(Recorded data)
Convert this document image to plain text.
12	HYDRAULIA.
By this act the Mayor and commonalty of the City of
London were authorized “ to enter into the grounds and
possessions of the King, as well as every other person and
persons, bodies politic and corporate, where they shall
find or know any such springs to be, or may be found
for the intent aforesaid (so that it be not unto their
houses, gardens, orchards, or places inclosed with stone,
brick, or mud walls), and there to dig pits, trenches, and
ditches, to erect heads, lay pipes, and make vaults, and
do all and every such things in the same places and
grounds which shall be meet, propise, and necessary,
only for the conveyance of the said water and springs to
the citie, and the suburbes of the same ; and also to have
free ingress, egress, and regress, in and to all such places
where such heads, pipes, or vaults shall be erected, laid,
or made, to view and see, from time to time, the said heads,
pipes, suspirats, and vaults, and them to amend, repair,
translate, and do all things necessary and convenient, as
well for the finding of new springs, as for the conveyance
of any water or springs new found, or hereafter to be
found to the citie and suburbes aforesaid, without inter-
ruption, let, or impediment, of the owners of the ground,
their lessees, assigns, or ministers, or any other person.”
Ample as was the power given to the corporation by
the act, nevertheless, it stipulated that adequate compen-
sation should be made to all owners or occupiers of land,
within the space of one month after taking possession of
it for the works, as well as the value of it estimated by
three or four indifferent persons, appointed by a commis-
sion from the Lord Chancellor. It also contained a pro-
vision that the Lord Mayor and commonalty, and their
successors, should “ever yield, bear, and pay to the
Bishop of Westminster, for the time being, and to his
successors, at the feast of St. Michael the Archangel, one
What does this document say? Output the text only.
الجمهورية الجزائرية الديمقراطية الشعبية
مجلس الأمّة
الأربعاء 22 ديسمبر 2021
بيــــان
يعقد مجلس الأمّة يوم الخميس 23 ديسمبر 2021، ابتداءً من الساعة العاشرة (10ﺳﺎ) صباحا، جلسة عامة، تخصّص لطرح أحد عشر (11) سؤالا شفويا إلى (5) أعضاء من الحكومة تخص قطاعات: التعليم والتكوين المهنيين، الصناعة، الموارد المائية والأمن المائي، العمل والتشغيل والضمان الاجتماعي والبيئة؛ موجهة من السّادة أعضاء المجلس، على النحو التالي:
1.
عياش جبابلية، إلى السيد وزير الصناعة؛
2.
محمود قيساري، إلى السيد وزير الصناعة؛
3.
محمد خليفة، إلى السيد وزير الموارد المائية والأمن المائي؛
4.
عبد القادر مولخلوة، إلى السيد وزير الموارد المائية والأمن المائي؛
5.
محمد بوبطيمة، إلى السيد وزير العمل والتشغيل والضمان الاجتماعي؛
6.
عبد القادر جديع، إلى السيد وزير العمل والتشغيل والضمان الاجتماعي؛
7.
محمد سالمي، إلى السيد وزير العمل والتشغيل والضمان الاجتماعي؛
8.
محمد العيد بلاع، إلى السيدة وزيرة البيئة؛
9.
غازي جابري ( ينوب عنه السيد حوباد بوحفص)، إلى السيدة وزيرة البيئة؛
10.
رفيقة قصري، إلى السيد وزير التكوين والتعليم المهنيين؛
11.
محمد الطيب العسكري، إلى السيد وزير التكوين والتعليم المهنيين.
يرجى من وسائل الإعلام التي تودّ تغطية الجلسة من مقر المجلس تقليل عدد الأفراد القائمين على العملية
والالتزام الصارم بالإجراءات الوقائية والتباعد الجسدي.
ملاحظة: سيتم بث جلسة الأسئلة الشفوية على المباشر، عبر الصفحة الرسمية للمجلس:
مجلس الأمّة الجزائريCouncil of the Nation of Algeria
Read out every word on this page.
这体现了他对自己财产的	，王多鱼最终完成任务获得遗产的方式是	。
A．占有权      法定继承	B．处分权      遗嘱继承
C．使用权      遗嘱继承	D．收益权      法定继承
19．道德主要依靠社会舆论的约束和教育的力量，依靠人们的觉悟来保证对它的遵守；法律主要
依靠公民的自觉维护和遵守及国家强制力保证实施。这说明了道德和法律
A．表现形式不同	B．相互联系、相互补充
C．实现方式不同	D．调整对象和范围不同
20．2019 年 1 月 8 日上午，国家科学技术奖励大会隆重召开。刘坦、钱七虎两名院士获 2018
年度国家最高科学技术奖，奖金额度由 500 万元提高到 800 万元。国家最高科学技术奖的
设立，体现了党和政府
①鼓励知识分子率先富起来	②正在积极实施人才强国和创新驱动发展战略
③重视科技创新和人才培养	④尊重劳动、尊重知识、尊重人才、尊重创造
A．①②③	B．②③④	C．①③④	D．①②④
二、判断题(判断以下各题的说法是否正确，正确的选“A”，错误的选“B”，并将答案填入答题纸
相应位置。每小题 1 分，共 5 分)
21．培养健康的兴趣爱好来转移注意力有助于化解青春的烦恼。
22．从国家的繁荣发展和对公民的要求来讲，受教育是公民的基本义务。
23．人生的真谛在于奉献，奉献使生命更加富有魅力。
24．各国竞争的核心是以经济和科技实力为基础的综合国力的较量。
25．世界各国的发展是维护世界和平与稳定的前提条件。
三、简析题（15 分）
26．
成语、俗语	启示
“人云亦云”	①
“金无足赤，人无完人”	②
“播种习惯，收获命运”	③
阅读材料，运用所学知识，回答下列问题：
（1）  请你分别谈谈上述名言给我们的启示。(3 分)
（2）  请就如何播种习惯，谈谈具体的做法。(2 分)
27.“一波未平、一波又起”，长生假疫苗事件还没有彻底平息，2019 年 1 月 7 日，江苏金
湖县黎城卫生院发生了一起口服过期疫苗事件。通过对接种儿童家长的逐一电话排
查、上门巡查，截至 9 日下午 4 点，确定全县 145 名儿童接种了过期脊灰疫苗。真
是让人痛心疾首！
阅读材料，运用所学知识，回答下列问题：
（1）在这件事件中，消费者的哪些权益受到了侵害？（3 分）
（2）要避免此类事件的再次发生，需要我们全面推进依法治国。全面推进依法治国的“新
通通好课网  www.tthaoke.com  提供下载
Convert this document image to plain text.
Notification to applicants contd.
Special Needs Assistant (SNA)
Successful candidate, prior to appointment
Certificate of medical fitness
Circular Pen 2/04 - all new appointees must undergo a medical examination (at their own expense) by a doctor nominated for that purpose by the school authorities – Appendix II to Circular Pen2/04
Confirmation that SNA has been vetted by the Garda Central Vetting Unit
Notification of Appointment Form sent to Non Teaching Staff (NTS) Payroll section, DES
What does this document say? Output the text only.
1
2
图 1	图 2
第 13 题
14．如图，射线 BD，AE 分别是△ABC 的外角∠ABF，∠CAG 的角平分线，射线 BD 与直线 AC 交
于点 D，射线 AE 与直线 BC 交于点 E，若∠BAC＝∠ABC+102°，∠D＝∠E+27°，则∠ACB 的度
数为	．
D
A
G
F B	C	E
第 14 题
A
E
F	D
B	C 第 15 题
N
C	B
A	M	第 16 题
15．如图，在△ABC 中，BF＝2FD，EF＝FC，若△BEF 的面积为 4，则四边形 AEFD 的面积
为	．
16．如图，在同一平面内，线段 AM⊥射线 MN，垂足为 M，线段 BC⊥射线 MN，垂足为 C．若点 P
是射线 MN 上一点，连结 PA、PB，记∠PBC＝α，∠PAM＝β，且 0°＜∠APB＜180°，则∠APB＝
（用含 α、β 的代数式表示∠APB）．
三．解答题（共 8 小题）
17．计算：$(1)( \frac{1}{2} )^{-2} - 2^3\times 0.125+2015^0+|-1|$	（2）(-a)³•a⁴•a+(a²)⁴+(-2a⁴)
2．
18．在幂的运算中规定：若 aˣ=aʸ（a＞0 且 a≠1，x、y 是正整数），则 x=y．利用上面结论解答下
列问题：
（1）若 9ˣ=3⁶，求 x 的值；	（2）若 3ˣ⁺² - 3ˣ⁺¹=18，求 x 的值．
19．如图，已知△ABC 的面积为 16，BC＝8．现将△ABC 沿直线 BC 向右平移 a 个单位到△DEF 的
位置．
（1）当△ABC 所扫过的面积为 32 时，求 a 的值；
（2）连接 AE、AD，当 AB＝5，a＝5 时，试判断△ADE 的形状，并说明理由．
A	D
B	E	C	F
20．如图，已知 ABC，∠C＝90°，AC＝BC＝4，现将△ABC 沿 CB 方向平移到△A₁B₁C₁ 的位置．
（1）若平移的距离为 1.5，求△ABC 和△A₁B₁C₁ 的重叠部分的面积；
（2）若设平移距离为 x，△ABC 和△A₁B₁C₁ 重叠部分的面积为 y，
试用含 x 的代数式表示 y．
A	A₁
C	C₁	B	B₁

GOAL → Give the count of lines in the data shown above that contain "والأمن", and nothing else.

RESULT FOR THIS TASK → 3